Look for "Madhya" in each line of the entries, and return the matching lines.

* [Provided material]:
::::
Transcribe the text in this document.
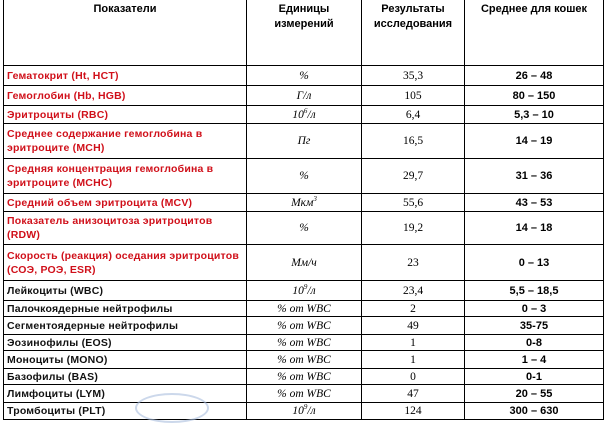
Показатели	Единицы измерений	Результаты исследования	Среднее для кошек
Гематокрит (Ht, HCT)	%	35,3	26 – 48
Гемоглобин (Hb, HGB)	Г/л	105	80 – 150
Эритроциты (RBC)	$10^6/л$	6,4	5,3 – 10
Среднее содержание гемоглобина в эритроците (MCH)	Пг	16,5	14 – 19
Средняя концентрация гемоглобина в эритроците (MCHC)	%	29,7	31 – 36
Средний объем эритроцита (MCV)	Мкм$^3$	55,6	43 – 53
Показатель анизоцитоза эритроцитов (RDW)	%	19,2	14 – 18
Скорость (реакция) оседания эритроцитов (СОЭ, РОЭ, ESR)	Мм/ч	23	0 – 13
Лейкоциты (WBC)	$10^9/л$	23,4	5,5 – 18,5
Палочкоядерные нейтрофилы	% от WBC	2	0 – 3
Сегментоядерные нейтрофилы	% от WBC	49	35-75
Эозинофилы (EOS)	% от WBC	1	0-8
Моноциты (MONO)	% от WBC	1	1 – 4
Базофилы (BAS)	% от WBC	0	0-1
Лимфоциты (LYM)	% от WBC	47	20 – 55
Тромбоциты (PLT)	$10^9/л$	124	300 – 630
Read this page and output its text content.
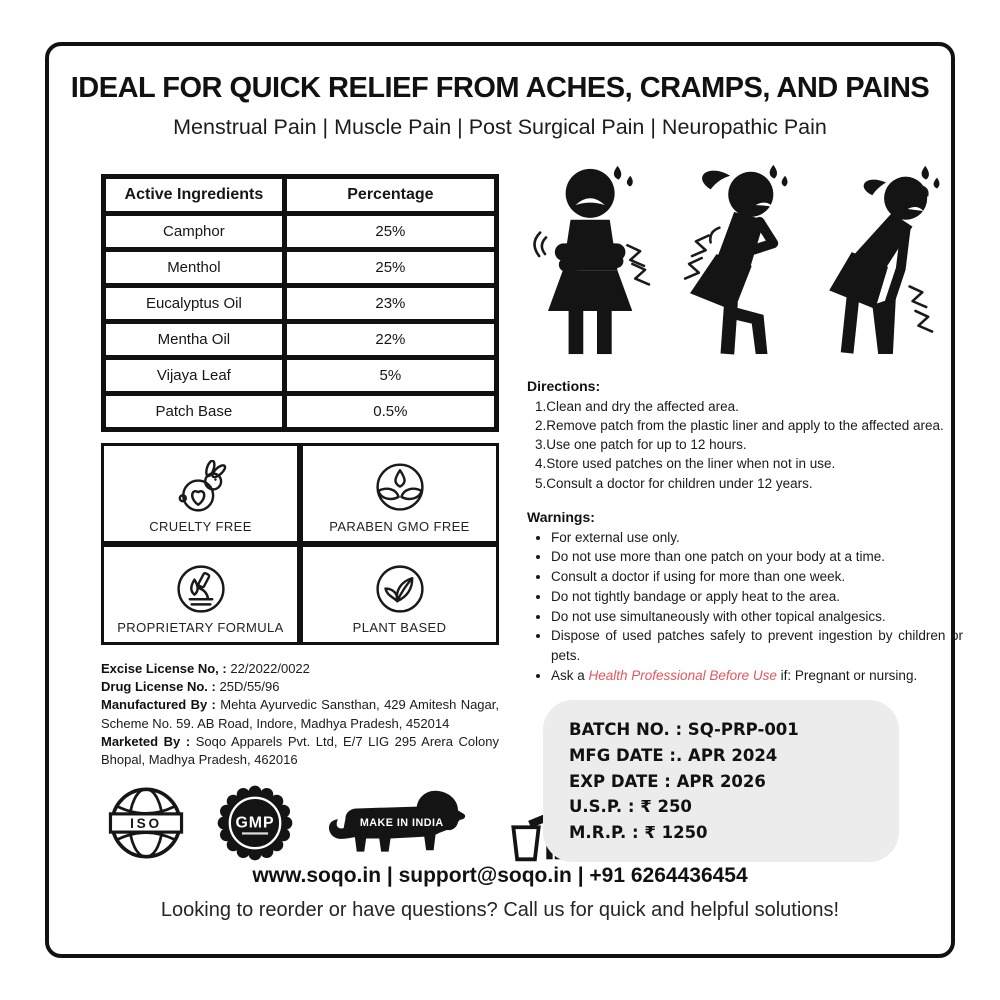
IDEAL FOR QUICK RELIEF FROM ACHES, CRAMPS, AND PAINS
Menstrual Pain | Muscle Pain | Post Surgical Pain | Neuropathic Pain
Active Ingredients	Percentage
Camphor	25%
Menthol	25%
Eucalyptus Oil	23%
Mentha Oil	22%
Vijaya Leaf	5%
Patch Base	0.5%
CRUELTY FREE	PARABEN GMO FREE
PROPRIETARY FORMULA	PLANT BASED

Excise License No, : 22/2022/0022

Drug License No. : 25D/55/96

Manufactured By : Mehta Ayurvedic Sansthan, 429 Amitesh Nagar, Scheme No. 59. AB Road, Indore, Madhya Pradesh, 452014

Marketed By : Soqo Apparels Pvt. Ltd, E/7 LIG 295 Arera Colony Bhopal, Madhya Pradesh, 462016

ISO	GMP	MAKE IN INDIA
Directions:
Clean and dry the affected area.
Remove patch from the plastic liner and apply to the affected area.
Use one patch for up to 12 hours.
Store used patches on the liner when not in use.
Consult a doctor for children under 12 years.
Warnings:
• For external use only.
• Do not use more than one patch on your body at a time.
• Consult a doctor if using for more than one week.
• Do not tightly bandage or apply heat to the area.
• Do not use simultaneously with other topical analgesics.
• Dispose of used patches safely to prevent ingestion by children or pets.
• Ask a Health Professional Before Use if: Pregnant or nursing.
BATCH NO. : SQ-PRP-001
MFG DATE :. APR 2024
EXP DATE : APR 2026
U.S.P. : ₹ 250
M.R.P. : ₹ 1250
www.soqo.in | support@soqo.in | +91 6264436454
Looking to reorder or have questions? Call us for quick and helpful solutions!
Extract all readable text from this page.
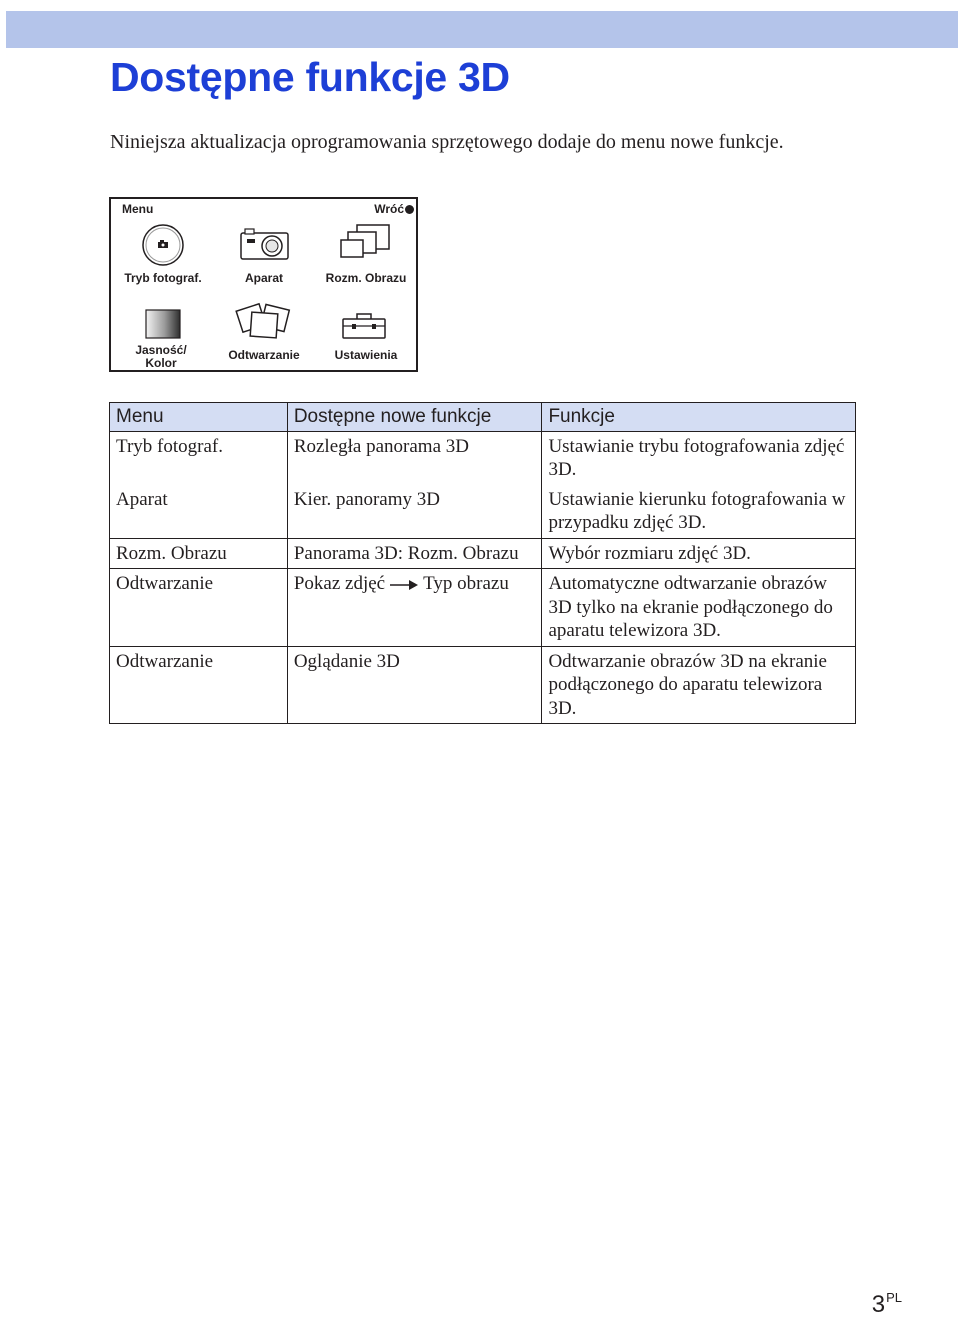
Dostępne funkcje 3D

Niniejsza aktualizacja oprogramowania sprzętowego dodaje do menu nowe funkcje.

Menu	Wróć
Tryb fotograf.	Aparat	Rozm. Obrazu
Jasność/
Kolor
Odtwarzanie	Ustawienia
Menu	Dostępne nowe funkcje	Funkcje
Tryb fotograf.	Rozległa panorama 3D	Ustawianie trybu fotografowania zdjęć 3D.
Aparat	Kier. panoramy 3D	Ustawianie kierunku fotografowania w przypadku zdjęć 3D.
Rozm. Obrazu	Panorama 3D: Rozm. Obrazu	Wybór rozmiaru zdjęć 3D.
Odtwarzanie	Pokaz zdjęć Typ obrazu	Automatyczne odtwarzanie obrazów 3D tylko na ekranie podłączonego do aparatu telewizora 3D.
Odtwarzanie	Oglądanie 3D	Odtwarzanie obrazów 3D na ekranie podłączonego do aparatu telewizora 3D.
$3^{PL}$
::::
* [Result of this task]:
Manufactured By : Mehta Ayurvedic Sansthan, 429 Amitesh Nagar, Scheme No. 59. AB Road, Indore, Madhya Pradesh, 452014
Marketed By : Soqo Apparels Pvt. Ltd, E/7 LIG 295 Arera Colony Bhopal, Madhya Pradesh, 462016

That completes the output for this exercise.